Exercise brief: Gather the lines from the material that contain "Mardi".

Records for this exercise:
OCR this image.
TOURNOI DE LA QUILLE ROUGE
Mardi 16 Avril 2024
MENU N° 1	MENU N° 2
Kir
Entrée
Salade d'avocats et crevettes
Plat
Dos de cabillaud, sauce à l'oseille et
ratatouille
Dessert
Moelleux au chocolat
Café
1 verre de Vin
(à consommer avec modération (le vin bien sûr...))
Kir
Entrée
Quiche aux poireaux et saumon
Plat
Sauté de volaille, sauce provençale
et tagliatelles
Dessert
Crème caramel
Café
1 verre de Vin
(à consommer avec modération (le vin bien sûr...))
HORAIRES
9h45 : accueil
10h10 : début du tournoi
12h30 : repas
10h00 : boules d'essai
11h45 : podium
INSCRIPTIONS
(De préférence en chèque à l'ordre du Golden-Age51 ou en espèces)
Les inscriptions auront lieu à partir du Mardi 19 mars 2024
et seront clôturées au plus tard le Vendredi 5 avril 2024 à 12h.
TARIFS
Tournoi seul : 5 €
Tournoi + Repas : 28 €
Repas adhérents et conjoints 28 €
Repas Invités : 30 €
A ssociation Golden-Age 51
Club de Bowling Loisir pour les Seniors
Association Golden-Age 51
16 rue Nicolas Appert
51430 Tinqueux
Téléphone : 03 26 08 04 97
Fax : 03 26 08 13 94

Reply to the exercise:
Mardi 16 Avril 2024
Les inscriptions auront lieu à partir du Mardi 19 mars 2024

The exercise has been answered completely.